== Data for the task ==

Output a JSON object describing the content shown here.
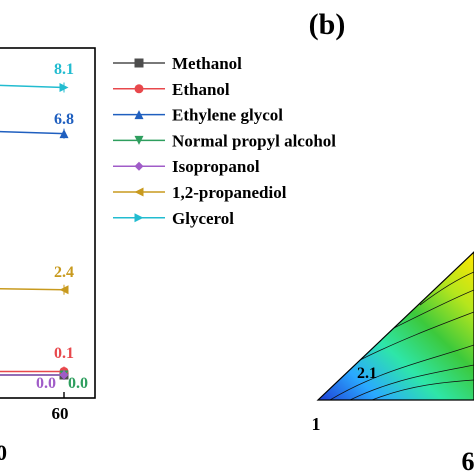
{
  "panel_label": "(b)",
  "contour_labels": [
    "2.1",
    "1"
  ],
  "partial_axis_labels": [
    "0",
    "6"
  ],
  "chart_data": [
    {
      "type": "line",
      "x": [
        0,
        60
      ],
      "xticks": [
        "60"
      ],
      "series": [
        {
          "name": "Methanol",
          "color": "#4d4d4d",
          "marker": "square",
          "end_label": "",
          "values": [
            0.0,
            0.0
          ]
        },
        {
          "name": "Ethanol",
          "color": "#e8484c",
          "marker": "circle",
          "end_label": "0.1",
          "values": [
            0.1,
            0.1
          ]
        },
        {
          "name": "Ethylene glycol",
          "color": "#1f5fbf",
          "marker": "triangle-up",
          "end_label": "6.8",
          "values": [
            7.0,
            6.8
          ]
        },
        {
          "name": "Normal propyl alcohol",
          "color": "#2e9e5e",
          "marker": "triangle-down",
          "end_label": "0.0",
          "values": [
            0.0,
            0.0
          ]
        },
        {
          "name": "Isopropanol",
          "color": "#a05cc8",
          "marker": "diamond",
          "end_label": "0.0",
          "values": [
            0.0,
            0.0
          ]
        },
        {
          "name": "1,2-propanediol",
          "color": "#c89a1e",
          "marker": "triangle-left",
          "end_label": "2.4",
          "values": [
            2.5,
            2.4
          ]
        },
        {
          "name": "Glycerol",
          "color": "#22bcd0",
          "marker": "triangle-right",
          "end_label": "8.1",
          "values": [
            8.3,
            8.1
          ]
        }
      ]
    },
    {
      "type": "heatmap",
      "shape": "ternary",
      "colormap": [
        "#1f3fd6",
        "#2aa9ff",
        "#2ee6a8",
        "#3cc93c",
        "#b5e61d",
        "#ffe600"
      ],
      "contour_labels": [
        "2.1"
      ],
      "corner_label": "1"
    }
  ]
}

===

• **Direction**:
Scan the material for lines with the word "name", and copy each line you find.

• **The output**:
          "name": "Methanol",
          "name": "Ethanol",
          "name": "Ethylene glycol",
          "name": "Normal propyl alcohol",
          "name": "Isopropanol",
          "name": "1,2-propanediol",
          "name": "Glycerol",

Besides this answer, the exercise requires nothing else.